◆ EXERCISE TASK: Go through the material and pull out every line with the string "color" in it.

-------- INPUT ROWS --------

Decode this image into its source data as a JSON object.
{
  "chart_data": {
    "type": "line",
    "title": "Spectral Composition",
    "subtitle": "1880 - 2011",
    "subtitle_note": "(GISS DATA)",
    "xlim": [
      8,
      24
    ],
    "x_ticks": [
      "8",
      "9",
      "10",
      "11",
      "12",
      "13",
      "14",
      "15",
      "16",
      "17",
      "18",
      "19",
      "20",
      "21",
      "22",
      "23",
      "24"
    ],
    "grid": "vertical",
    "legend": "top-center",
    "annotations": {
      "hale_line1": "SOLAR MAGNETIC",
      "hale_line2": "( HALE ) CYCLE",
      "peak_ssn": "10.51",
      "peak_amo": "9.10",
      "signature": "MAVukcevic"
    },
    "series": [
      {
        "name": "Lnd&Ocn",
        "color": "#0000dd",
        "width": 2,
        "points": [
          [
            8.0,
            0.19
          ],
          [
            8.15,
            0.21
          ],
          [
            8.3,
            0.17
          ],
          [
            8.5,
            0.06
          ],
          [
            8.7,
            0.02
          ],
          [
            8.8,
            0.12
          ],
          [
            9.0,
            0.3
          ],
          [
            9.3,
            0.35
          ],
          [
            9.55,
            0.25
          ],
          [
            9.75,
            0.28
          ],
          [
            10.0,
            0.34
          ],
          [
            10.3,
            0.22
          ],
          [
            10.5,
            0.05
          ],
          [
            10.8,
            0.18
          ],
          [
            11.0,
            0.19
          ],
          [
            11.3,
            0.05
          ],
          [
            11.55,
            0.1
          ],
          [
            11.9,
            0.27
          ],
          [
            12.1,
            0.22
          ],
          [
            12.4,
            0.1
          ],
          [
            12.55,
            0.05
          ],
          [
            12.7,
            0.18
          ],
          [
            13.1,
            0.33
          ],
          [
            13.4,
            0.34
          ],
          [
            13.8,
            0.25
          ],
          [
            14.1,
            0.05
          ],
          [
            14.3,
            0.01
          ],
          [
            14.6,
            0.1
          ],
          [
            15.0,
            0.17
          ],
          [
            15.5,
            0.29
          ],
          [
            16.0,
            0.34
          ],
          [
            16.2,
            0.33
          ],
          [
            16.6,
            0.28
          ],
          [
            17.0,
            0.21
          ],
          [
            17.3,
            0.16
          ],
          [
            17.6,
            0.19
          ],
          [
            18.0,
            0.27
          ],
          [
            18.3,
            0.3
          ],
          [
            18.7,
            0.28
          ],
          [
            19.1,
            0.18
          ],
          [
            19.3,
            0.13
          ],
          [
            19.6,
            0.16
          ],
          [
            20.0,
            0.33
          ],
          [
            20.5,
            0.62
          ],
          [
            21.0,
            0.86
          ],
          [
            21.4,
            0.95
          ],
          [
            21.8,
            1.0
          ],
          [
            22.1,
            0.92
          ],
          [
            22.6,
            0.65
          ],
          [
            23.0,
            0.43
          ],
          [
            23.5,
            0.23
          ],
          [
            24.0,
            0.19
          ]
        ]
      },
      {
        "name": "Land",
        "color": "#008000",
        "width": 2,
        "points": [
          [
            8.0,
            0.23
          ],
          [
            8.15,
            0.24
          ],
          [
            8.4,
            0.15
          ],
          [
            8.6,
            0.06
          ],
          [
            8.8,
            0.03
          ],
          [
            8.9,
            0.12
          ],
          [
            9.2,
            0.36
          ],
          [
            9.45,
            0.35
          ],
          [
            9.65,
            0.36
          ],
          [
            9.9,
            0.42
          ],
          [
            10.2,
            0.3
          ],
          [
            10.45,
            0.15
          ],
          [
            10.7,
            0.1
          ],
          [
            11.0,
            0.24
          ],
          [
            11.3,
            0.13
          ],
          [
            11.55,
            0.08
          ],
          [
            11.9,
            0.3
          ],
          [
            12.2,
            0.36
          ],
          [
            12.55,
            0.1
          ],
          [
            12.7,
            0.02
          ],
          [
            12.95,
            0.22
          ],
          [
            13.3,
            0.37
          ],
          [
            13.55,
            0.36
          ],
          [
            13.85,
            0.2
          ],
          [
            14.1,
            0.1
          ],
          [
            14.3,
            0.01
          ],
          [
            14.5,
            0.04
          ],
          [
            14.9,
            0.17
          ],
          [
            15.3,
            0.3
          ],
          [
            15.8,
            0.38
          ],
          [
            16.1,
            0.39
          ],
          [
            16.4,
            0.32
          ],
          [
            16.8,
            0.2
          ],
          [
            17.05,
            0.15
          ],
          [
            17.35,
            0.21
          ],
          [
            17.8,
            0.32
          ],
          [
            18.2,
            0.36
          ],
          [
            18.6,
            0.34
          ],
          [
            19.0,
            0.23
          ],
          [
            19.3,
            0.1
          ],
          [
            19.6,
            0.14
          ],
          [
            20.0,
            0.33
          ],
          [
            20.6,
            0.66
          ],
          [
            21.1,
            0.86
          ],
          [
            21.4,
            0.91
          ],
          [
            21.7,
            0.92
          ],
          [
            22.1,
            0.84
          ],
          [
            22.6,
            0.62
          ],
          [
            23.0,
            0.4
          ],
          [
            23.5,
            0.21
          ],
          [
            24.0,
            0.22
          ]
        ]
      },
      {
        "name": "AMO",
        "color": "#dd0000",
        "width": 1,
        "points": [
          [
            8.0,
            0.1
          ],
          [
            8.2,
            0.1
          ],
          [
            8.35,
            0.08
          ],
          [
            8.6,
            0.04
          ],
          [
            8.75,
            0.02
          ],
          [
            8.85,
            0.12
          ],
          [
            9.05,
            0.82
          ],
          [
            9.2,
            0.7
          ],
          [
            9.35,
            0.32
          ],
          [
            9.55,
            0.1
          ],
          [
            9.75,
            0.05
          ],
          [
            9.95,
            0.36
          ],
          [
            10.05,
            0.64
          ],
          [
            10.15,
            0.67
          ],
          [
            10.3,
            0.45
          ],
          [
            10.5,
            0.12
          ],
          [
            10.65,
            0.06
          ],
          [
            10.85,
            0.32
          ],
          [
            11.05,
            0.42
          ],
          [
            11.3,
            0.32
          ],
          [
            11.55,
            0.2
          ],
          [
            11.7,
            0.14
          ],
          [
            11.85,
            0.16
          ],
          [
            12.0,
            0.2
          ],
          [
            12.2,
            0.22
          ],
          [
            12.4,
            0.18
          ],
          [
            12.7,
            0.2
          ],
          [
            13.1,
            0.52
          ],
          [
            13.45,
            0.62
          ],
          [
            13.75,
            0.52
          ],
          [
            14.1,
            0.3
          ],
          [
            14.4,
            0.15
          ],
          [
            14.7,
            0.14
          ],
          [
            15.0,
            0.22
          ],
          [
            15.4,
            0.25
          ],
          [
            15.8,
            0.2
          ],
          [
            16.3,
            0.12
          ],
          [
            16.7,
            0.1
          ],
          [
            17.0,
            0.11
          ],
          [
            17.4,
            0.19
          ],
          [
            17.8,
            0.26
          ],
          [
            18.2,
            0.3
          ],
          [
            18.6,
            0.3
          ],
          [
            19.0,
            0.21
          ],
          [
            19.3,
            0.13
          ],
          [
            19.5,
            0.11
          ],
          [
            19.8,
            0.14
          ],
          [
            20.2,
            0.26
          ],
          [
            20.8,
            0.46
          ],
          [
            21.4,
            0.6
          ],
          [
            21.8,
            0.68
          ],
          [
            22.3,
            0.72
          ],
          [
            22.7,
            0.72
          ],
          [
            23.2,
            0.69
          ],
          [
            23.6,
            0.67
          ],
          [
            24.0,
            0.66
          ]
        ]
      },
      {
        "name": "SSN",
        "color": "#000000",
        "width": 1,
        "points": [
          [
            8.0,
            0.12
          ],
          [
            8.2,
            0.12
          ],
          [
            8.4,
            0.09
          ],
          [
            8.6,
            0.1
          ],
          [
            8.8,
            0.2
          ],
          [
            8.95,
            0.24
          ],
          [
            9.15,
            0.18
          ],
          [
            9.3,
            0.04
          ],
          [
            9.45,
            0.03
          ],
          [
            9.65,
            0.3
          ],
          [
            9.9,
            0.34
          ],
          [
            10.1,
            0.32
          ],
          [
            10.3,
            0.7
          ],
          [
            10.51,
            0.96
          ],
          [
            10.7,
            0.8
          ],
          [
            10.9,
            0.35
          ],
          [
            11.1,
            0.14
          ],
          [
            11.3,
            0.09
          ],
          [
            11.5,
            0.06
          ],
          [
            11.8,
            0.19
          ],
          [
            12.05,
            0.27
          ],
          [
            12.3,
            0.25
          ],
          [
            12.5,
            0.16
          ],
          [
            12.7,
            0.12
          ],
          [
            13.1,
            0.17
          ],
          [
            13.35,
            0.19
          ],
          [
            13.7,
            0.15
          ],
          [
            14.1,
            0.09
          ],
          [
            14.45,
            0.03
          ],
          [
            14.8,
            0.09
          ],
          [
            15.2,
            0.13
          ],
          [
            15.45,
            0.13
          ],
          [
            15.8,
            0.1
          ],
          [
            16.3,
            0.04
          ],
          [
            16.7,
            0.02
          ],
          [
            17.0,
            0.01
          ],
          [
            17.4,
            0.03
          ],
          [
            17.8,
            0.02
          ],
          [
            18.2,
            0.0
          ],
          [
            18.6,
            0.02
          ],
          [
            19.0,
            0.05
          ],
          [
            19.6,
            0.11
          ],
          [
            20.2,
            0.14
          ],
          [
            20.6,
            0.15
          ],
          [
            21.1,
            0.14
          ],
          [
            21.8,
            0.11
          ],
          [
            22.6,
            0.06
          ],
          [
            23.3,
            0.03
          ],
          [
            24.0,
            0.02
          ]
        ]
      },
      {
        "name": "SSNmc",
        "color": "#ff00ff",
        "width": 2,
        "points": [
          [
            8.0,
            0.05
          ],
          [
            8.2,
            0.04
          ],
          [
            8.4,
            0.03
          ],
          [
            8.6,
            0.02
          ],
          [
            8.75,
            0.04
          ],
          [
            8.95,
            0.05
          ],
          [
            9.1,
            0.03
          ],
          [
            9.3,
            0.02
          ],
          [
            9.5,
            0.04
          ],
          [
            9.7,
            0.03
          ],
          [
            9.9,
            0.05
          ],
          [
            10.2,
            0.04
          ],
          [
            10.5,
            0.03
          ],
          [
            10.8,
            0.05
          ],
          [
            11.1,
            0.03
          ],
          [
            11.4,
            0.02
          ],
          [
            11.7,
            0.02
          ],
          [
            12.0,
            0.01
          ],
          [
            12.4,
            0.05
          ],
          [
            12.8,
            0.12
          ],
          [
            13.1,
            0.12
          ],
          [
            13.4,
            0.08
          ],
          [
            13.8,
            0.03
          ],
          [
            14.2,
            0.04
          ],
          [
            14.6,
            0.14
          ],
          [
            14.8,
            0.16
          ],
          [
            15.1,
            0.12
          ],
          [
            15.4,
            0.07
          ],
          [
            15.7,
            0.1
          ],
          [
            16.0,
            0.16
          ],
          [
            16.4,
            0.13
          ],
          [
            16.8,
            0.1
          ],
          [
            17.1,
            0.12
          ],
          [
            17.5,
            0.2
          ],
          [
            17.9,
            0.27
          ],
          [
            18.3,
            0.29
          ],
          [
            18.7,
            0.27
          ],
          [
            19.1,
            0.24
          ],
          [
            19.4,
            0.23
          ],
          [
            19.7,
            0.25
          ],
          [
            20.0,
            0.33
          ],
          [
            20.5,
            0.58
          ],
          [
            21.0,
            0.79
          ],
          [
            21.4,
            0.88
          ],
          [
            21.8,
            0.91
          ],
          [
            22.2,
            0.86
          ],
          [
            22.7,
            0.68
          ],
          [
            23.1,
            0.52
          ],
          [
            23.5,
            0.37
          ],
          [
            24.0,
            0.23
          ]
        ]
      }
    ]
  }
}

--------

◆ RESULT:
        "color": "#0000dd",
        "color": "#008000",
        "color": "#dd0000",
        "color": "#000000",
        "color": "#ff00ff",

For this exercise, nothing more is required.